* **Exercise goal**
Count only the lines of the records that hold "people", then give the number without any other words.
-- -- --
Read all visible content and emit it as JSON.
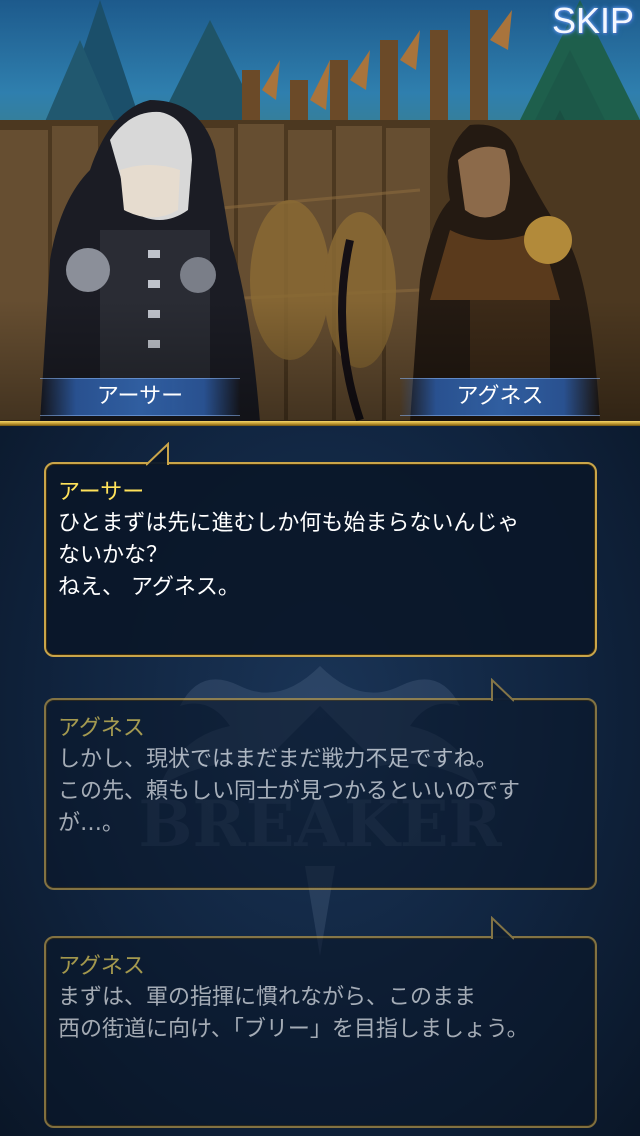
{
  "skip": {
    "label": "SKIP"
  },
  "characters": {
    "left": {
      "name": "アーサー"
    },
    "right": {
      "name": "アグネス"
    }
  },
  "dialogs": [
    {
      "speaker": "アーサー",
      "lines": [
        "ひとまずは先に進むしか何も始まらないんじゃ",
        "ないかな？",
        "ねえ、 アグネス。"
      ],
      "active": true
    },
    {
      "speaker": "アグネス",
      "lines": [
        "しかし、現状ではまだまだ戦力不足ですね。",
        "この先、頼もしい同士が見つかるといいのです",
        "が…。"
      ],
      "active": false
    },
    {
      "speaker": "アグネス",
      "lines": [
        "まずは、軍の指揮に慣れながら、このまま",
        "西の街道に向け、「ブリー」を目指しましょう。"
      ],
      "active": false
    }
  ],
  "watermark": {
    "logo_text": "BREAKER"
  },
  "colors": {
    "speaker": "#ffe25a",
    "border": "#c9a54a",
    "text": "#ffffff",
    "panel": "#0c1a2e"
  }
}
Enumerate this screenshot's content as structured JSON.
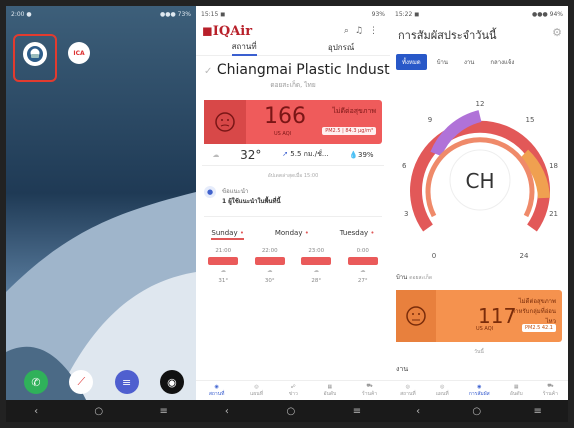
{
  "screen1": {
    "status": {
      "left": "2:00 ●",
      "right": "●●● 73%"
    },
    "app_label": "ICA",
    "nav": [
      "‹",
      "○",
      "≡"
    ]
  },
  "screen2": {
    "status": {
      "left": "15:15 ◼",
      "right": "93%"
    },
    "logo": "IQAir",
    "tabs": [
      "สถานที่",
      "อุปกรณ์"
    ],
    "location": "Chiangmai Plastic Indust...",
    "location_sub": "ดอยสะเก็ด, ไทย",
    "aqi": {
      "value": "166",
      "unit": "US AQI",
      "status": "ไม่ดีต่อสุขภาพ",
      "pm": "PM2.5 | 84.3 µg/m³"
    },
    "weather": {
      "temp": "32°",
      "wind": "5.5 กม./ชั่...",
      "humidity": "39%"
    },
    "updated": "อัปเดตล่าสุดเมื่อ 15:00",
    "rec_title": "ข้อแนะนำ",
    "rec_text": "1 ผู้ใช้แนะนำในพื้นที่นี้",
    "days": [
      "Sunday",
      "Monday",
      "Tuesday"
    ],
    "forecast": [
      {
        "time": "21:00",
        "temp": "31°",
        "wind": "4"
      },
      {
        "time": "22:00",
        "temp": "30°",
        "wind": "4"
      },
      {
        "time": "23:00",
        "temp": "28°",
        "wind": "4"
      },
      {
        "time": "0:00",
        "temp": "27°",
        "wind": "4"
      }
    ],
    "bottom_nav": [
      "สถานที่",
      "แผนที่",
      "ข่าว",
      "อันดับ",
      "ร้านค้า"
    ],
    "nav": [
      "‹",
      "○",
      "≡"
    ]
  },
  "screen3": {
    "status": {
      "left": "15:22 ◼",
      "right": "●●● 94%"
    },
    "title": "การสัมผัสประจำวันนี้",
    "chips": [
      "ทั้งหมด",
      "บ้าน",
      "งาน",
      "กลางแจ้ง"
    ],
    "clock_center": "CH",
    "clock_labels": [
      "12",
      "15",
      "18",
      "21",
      "24",
      "0",
      "3",
      "6",
      "9"
    ],
    "home_label": "บ้าน",
    "home_sub": "ดอยสะเก็ด",
    "card": {
      "value": "117",
      "unit": "US AQI",
      "status": "ไม่ดีต่อสุขภาพสำหรับกลุ่มที่อ่อนไหว",
      "pm": "PM2.5 42.1"
    },
    "card_sub": "วันนี้",
    "work_label": "งาน",
    "bottom_nav": [
      "สถานที่",
      "แผนที่",
      "การสัมผัส",
      "อันดับ",
      "ร้านค้า"
    ],
    "nav": [
      "‹",
      "○",
      "≡"
    ]
  },
  "colors": {
    "unhealthy": "#ef5b5b",
    "sensitive": "#f5924e",
    "accent": "#2858c8",
    "highlight": "#e23b2f"
  }
}
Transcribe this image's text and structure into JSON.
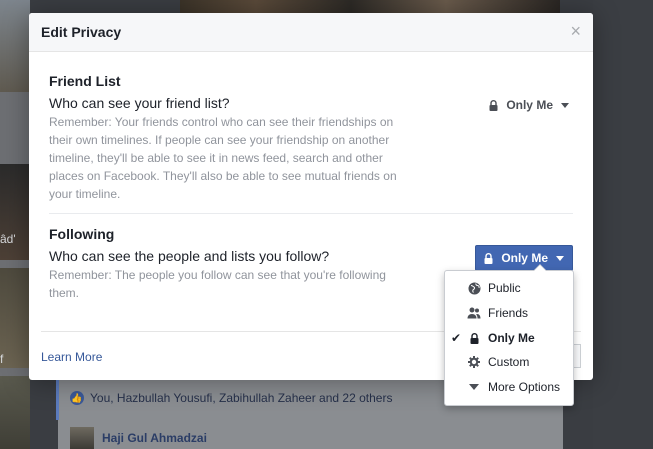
{
  "background": {
    "left_text_1": "âd'",
    "left_text_2": "f",
    "feed_likes": "You, Hazbullah Yousufi, Zabihullah Zaheer and 22 others",
    "feed_comment_author": "Haji Gul Ahmadzai"
  },
  "modal": {
    "title": "Edit Privacy",
    "close_icon": "close-icon",
    "friend_list": {
      "title": "Friend List",
      "question": "Who can see your friend list?",
      "note": "Remember: Your friends control who can see their friendships on their own timelines. If people can see your friendship on another timeline, they'll be able to see it in news feed, search and other places on Facebook. They'll also be able to see mutual friends on your timeline.",
      "audience": "Only Me"
    },
    "following": {
      "title": "Following",
      "question": "Who can see the people and lists you follow?",
      "note": "Remember: The people you follow can see that you're following them.",
      "audience": "Only Me"
    },
    "learn_more": "Learn More"
  },
  "audience_menu": {
    "items": [
      {
        "label": "Public",
        "icon": "globe-icon",
        "selected": false
      },
      {
        "label": "Friends",
        "icon": "friends-icon",
        "selected": false
      },
      {
        "label": "Only Me",
        "icon": "lock-icon",
        "selected": true
      },
      {
        "label": "Custom",
        "icon": "gear-icon",
        "selected": false
      },
      {
        "label": "More Options",
        "icon": "caret-down-icon",
        "selected": false
      }
    ]
  },
  "colors": {
    "accent": "#4267b2",
    "link": "#365899",
    "muted_text": "#90949c"
  }
}
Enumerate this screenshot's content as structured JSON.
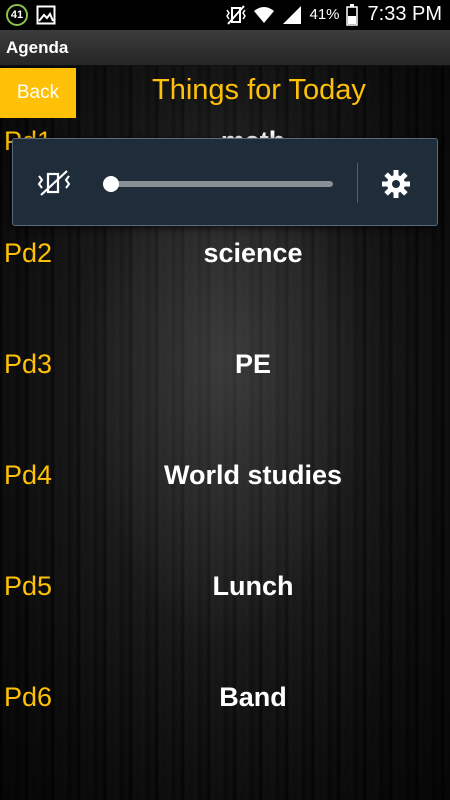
{
  "status_bar": {
    "notification_count": "41",
    "battery_percent": "41%",
    "time": "7:33 PM",
    "icons": [
      "notification-badge",
      "image-icon",
      "vibrate-mute-icon",
      "wifi-icon",
      "signal-icon",
      "battery-icon"
    ]
  },
  "app": {
    "title": "Agenda"
  },
  "header": {
    "back_label": "Back",
    "page_title": "Things for Today"
  },
  "periods": [
    {
      "label": "Pd1",
      "value": "math"
    },
    {
      "label": "Pd2",
      "value": "science"
    },
    {
      "label": "Pd3",
      "value": "PE"
    },
    {
      "label": "Pd4",
      "value": "World studies"
    },
    {
      "label": "Pd5",
      "value": "Lunch"
    },
    {
      "label": "Pd6",
      "value": "Band"
    }
  ],
  "volume_popup": {
    "level": 0.0,
    "muted": true,
    "icons": [
      "mute-icon",
      "settings-icon"
    ]
  },
  "colors": {
    "accent": "#ffc107",
    "popup_bg": "#1f2d3a"
  }
}
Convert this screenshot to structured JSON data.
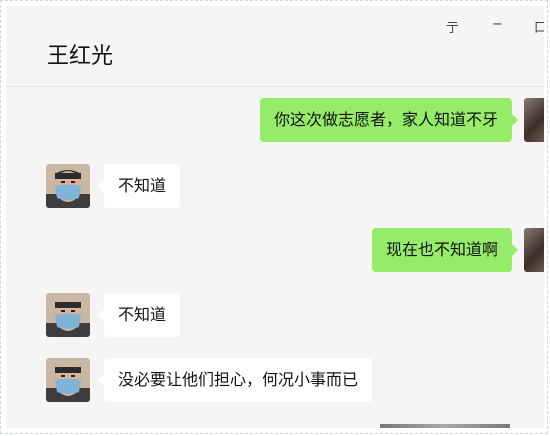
{
  "window": {
    "title": "王红光",
    "controls": {
      "pin": "亍",
      "minimize": "−",
      "maximize": "口"
    }
  },
  "messages": [
    {
      "side": "out",
      "text": "你这次做志愿者，家人知道不牙"
    },
    {
      "side": "in",
      "text": "不知道"
    },
    {
      "side": "out",
      "text": "现在也不知道啊"
    },
    {
      "side": "in",
      "text": "不知道"
    },
    {
      "side": "in",
      "text": "没必要让他们担心，何况小事而已"
    }
  ],
  "colors": {
    "outgoing_bubble": "#95ec69",
    "incoming_bubble": "#ffffff",
    "chat_background": "#f5f5f5"
  }
}
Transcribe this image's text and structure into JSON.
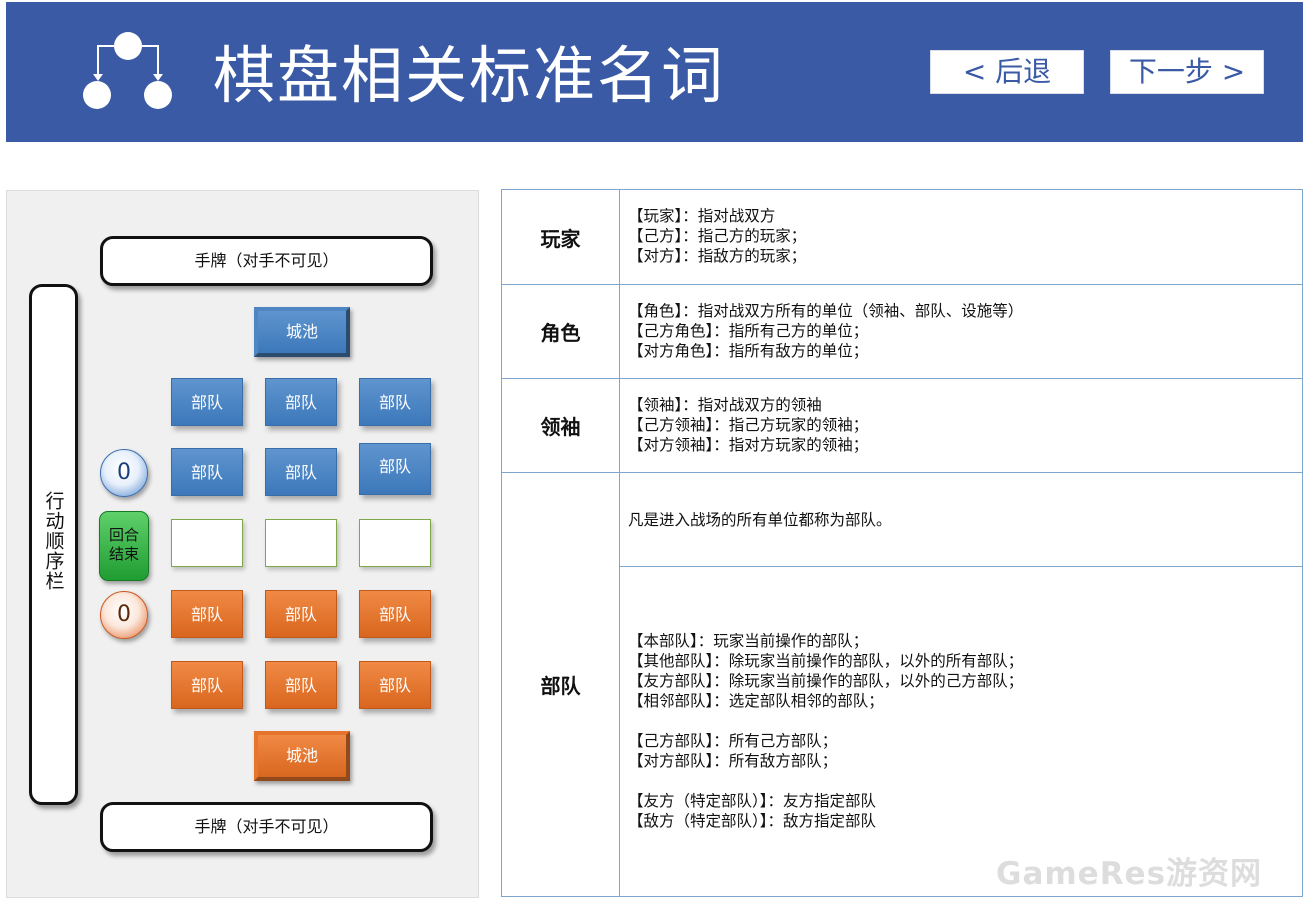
{
  "header": {
    "title": "棋盘相关标准名词",
    "back_label": "< 后退",
    "next_label": "下一步 >",
    "bg_color": "#3a5aa6"
  },
  "board": {
    "hand_top": "手牌（对手不可见）",
    "hand_bottom": "手牌（对手不可见）",
    "order_bar": "行动顺序栏",
    "city_blue": "城池",
    "city_orange": "城池",
    "unit_label": "部队",
    "counter_top": "0",
    "counter_bottom": "0",
    "end_turn": "回合结束",
    "colors": {
      "player_a": "#4a86c4",
      "player_b": "#e0702a",
      "end_turn": "#2fae3f"
    }
  },
  "glossary": {
    "rows": [
      {
        "term": "玩家",
        "defs": [
          "【玩家】：指对战双方",
          "【己方】：指己方的玩家；",
          "【对方】：指敌方的玩家；"
        ]
      },
      {
        "term": "角色",
        "defs": [
          "【角色】：指对战双方所有的单位（领袖、部队、设施等）",
          "【己方角色】：指所有己方的单位；",
          "【对方角色】：指所有敌方的单位；"
        ]
      },
      {
        "term": "领袖",
        "defs": [
          "【领袖】：指对战双方的领袖",
          "【己方领袖】：指己方玩家的领袖；",
          "【对方领袖】：指对方玩家的领袖；"
        ]
      },
      {
        "term": "部队",
        "intro": "凡是进入战场的所有单位都称为部队。",
        "defs": [
          "【本部队】：玩家当前操作的部队；",
          "【其他部队】：除玩家当前操作的部队，以外的所有部队；",
          "【友方部队】：除玩家当前操作的部队，以外的己方部队；",
          "【相邻部队】：选定部队相邻的部队；",
          "【己方部队】：所有己方部队；",
          "【对方部队】：所有敌方部队；",
          "【友方（特定部队）】：友方指定部队",
          "【敌方（特定部队）】：敌方指定部队"
        ]
      }
    ]
  },
  "watermark": "GameRes游资网"
}
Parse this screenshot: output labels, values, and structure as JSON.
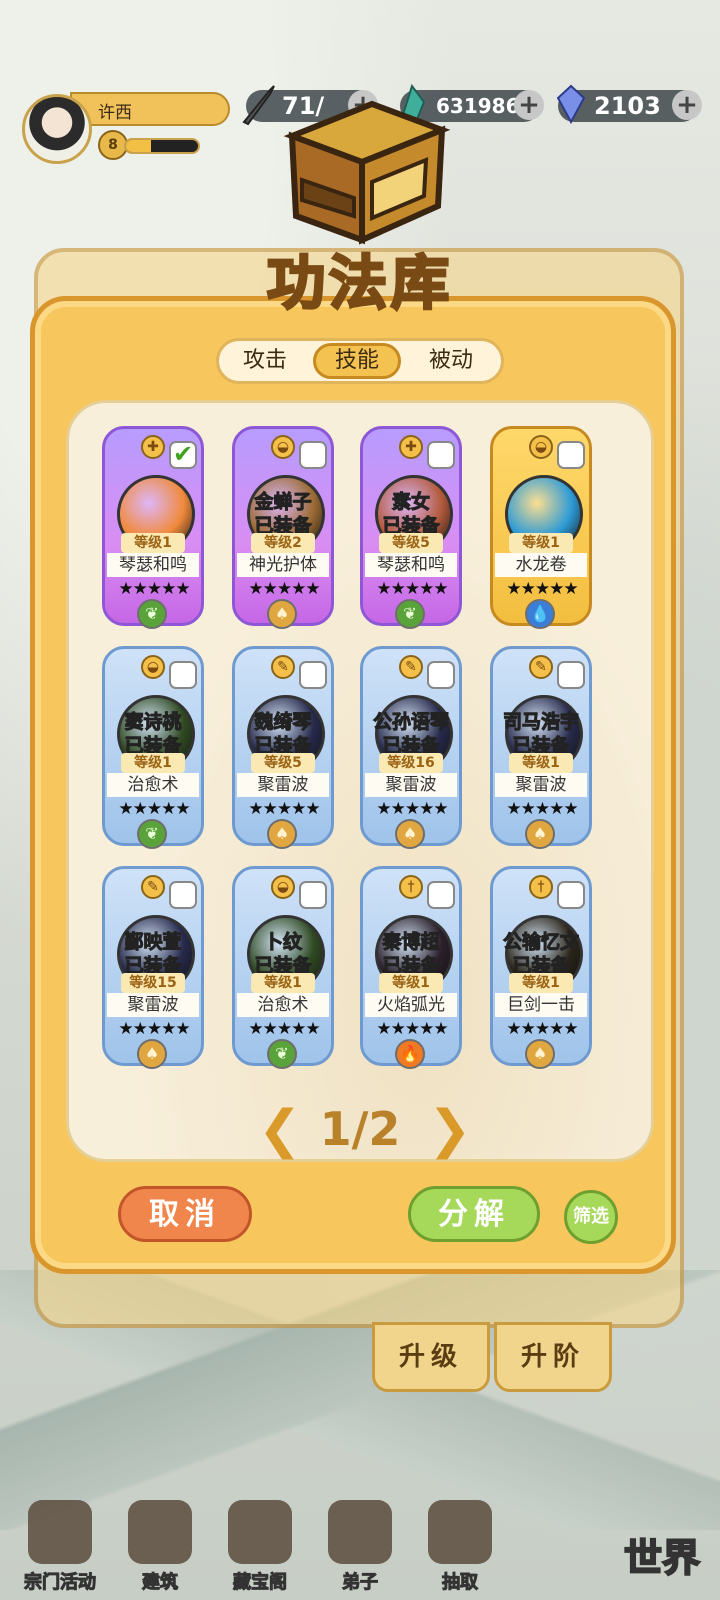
-- -- --
* **Written solution**
3